Given problem: Write out every line of the items below word for word, but leave out the pictures.

Image element box records:
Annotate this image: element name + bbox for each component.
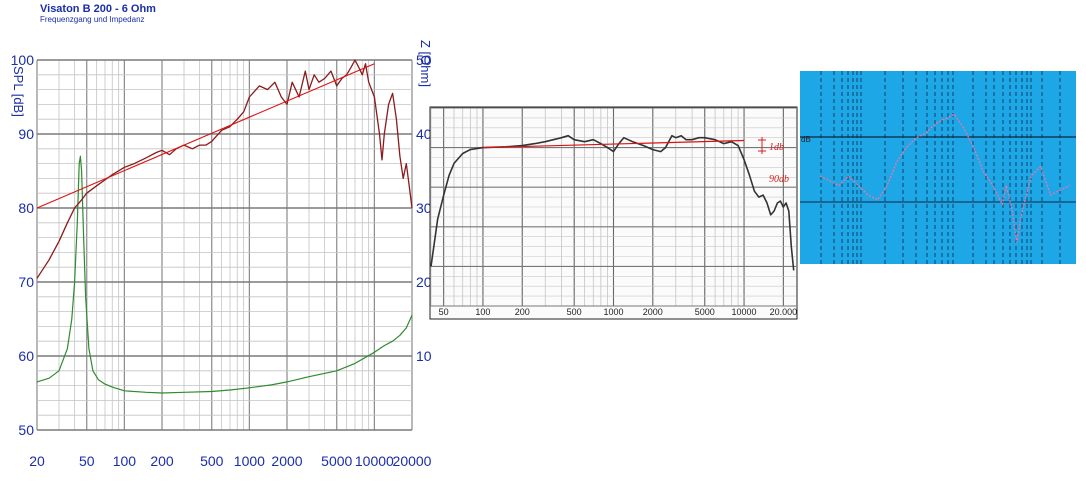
y-right-tick-label: 10 <box>416 348 432 364</box>
chart-3-grid <box>800 71 1076 264</box>
y-tick-label: 50 <box>18 422 34 438</box>
chart-2-x-tick-label: 500 <box>567 307 582 317</box>
x-tick-label: 20000 <box>393 453 432 469</box>
chart-3: dB <box>800 71 1076 264</box>
y-right-tick-label: 40 <box>416 126 432 142</box>
chart-1-plot-area <box>37 60 412 430</box>
chart-3-background <box>800 71 1076 264</box>
chart-2-x-tick-label: 1000 <box>603 307 623 317</box>
chart-3-response-trace <box>819 113 1070 244</box>
chart-2-x-tick-label: 50 <box>439 307 449 317</box>
x-tick-label: 100 <box>113 453 137 469</box>
y-tick-label: 60 <box>18 348 34 364</box>
spl-trace <box>36 59 413 279</box>
annotation-db: dB <box>801 135 811 144</box>
y-right-tick-label: 50 <box>416 52 432 68</box>
chart-3-series <box>819 113 1070 244</box>
chart-1: Visaton B 200 - 6 Ohm Frequenzgang und I… <box>11 3 433 469</box>
chart-2-grid <box>430 107 796 307</box>
x-tick-label: 200 <box>150 453 174 469</box>
chart-2-series <box>430 134 795 271</box>
chart-2-x-tick-label: 2000 <box>643 307 663 317</box>
x-tick-label: 5000 <box>321 453 352 469</box>
x-tick-label: 500 <box>200 453 224 469</box>
chart-2-trend-line <box>482 139 745 149</box>
chart-2-x-tick-label: 100 <box>475 307 490 317</box>
y-right-tick-label: 30 <box>416 200 432 216</box>
annotation-1db: 1db <box>769 142 784 153</box>
chart-2-x-tick-label: 5000 <box>695 307 715 317</box>
chart-1-grid <box>36 59 413 431</box>
y-tick-label: 90 <box>18 126 34 142</box>
chart-1-subtitle: Frequenzgang und Impedanz <box>40 15 145 24</box>
chart-2-x-tick-label: 20.000 <box>770 307 798 317</box>
chart-2-ticks: 50 100 200 500 1000 2000 5000 10000 20.000 <box>439 307 797 317</box>
x-tick-label: 10000 <box>355 453 394 469</box>
x-tick-label: 20 <box>29 453 45 469</box>
y-right-tick-label: 20 <box>416 274 432 290</box>
chart-2-x-tick-label: 200 <box>515 307 530 317</box>
y-tick-label: 80 <box>18 200 34 216</box>
x-tick-label: 1000 <box>234 453 265 469</box>
impedance-trace <box>36 155 413 394</box>
x-tick-label: 2000 <box>271 453 302 469</box>
annotation-90db: 90db <box>769 174 789 185</box>
right-axis-label: Z [Ohm] <box>418 40 433 87</box>
left-axis-label: SPL [dB] <box>11 66 26 117</box>
chart-2: 50 100 200 500 1000 2000 5000 10000 20.000 1db 9… <box>429 106 798 320</box>
chart-2-x-tick-label: 10000 <box>732 307 757 317</box>
chart-1-series <box>36 59 413 394</box>
x-tick-label: 50 <box>79 453 95 469</box>
y-tick-label: 70 <box>18 274 34 290</box>
chart-1-title: Visaton B 200 - 6 Ohm <box>40 3 156 15</box>
y-tick-label: 100 <box>11 52 35 68</box>
chart-2-annotation-1db: 1db <box>758 137 784 154</box>
spl-trend-line <box>36 63 375 209</box>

Written answer:
Annotate this image: element name + bbox for each component.
y-right-tick-label: 10 <box>416 348 432 364</box>
chart-3-grid <box>800 71 1076 264</box>
y-tick-label: 50 <box>18 422 34 438</box>
chart-2-x-tick-label: 500 <box>567 307 582 317</box>
x-tick-label: 20000 <box>393 453 432 469</box>
chart-3: dB <box>800 71 1076 264</box>
y-right-tick-label: 40 <box>416 126 432 142</box>
chart-1-plot-area <box>37 60 412 430</box>
chart-3-background <box>800 71 1076 264</box>
chart-2-x-tick-label: 1000 <box>603 307 623 317</box>
chart-3-response-trace <box>819 113 1070 244</box>
chart-2-x-tick-label: 50 <box>439 307 449 317</box>
x-tick-label: 100 <box>113 453 137 469</box>
y-tick-label: 60 <box>18 348 34 364</box>
spl-trace <box>36 59 413 279</box>
annotation-db: dB <box>801 135 811 144</box>
y-right-tick-label: 50 <box>416 52 432 68</box>
chart-3-series <box>819 113 1070 244</box>
chart-1: Visaton B 200 - 6 Ohm Frequenzgang und I… <box>11 3 433 469</box>
chart-2-grid <box>430 107 796 307</box>
x-tick-label: 200 <box>150 453 174 469</box>
chart-2-series <box>430 134 795 271</box>
chart-2-x-tick-label: 2000 <box>643 307 663 317</box>
x-tick-label: 5000 <box>321 453 352 469</box>
x-tick-label: 500 <box>200 453 224 469</box>
chart-2-trend-line <box>482 139 745 149</box>
chart-2-x-tick-label: 100 <box>475 307 490 317</box>
y-right-tick-label: 30 <box>416 200 432 216</box>
annotation-1db: 1db <box>769 142 784 153</box>
chart-2-x-tick-label: 5000 <box>695 307 715 317</box>
chart-1-grid <box>36 59 413 431</box>
y-tick-label: 90 <box>18 126 34 142</box>
chart-1-subtitle: Frequenzgang und Impedanz <box>40 15 145 24</box>
chart-2-x-tick-label: 20.000 <box>770 307 798 317</box>
chart-2-ticks: 50 100 200 500 1000 2000 5000 10000 20.000 <box>439 307 797 317</box>
x-tick-label: 10000 <box>355 453 394 469</box>
x-tick-label: 20 <box>29 453 45 469</box>
y-right-tick-label: 20 <box>416 274 432 290</box>
chart-2-x-tick-label: 200 <box>515 307 530 317</box>
y-tick-label: 80 <box>18 200 34 216</box>
x-tick-label: 1000 <box>234 453 265 469</box>
impedance-trace <box>36 155 413 394</box>
x-tick-label: 2000 <box>271 453 302 469</box>
annotation-90db: 90db <box>769 174 789 185</box>
right-axis-label: Z [Ohm] <box>418 40 433 87</box>
left-axis-label: SPL [dB] <box>11 66 26 117</box>
chart-2: 50 100 200 500 1000 2000 5000 10000 20.000 1db 9… <box>429 106 798 320</box>
chart-2-x-tick-label: 10000 <box>732 307 757 317</box>
chart-1-series <box>36 59 413 394</box>
x-tick-label: 50 <box>79 453 95 469</box>
y-tick-label: 70 <box>18 274 34 290</box>
chart-1-title: Visaton B 200 - 6 Ohm <box>40 3 156 15</box>
y-tick-label: 100 <box>11 52 35 68</box>
chart-2-annotation-1db: 1db <box>758 137 784 154</box>
spl-trend-line <box>36 63 375 209</box>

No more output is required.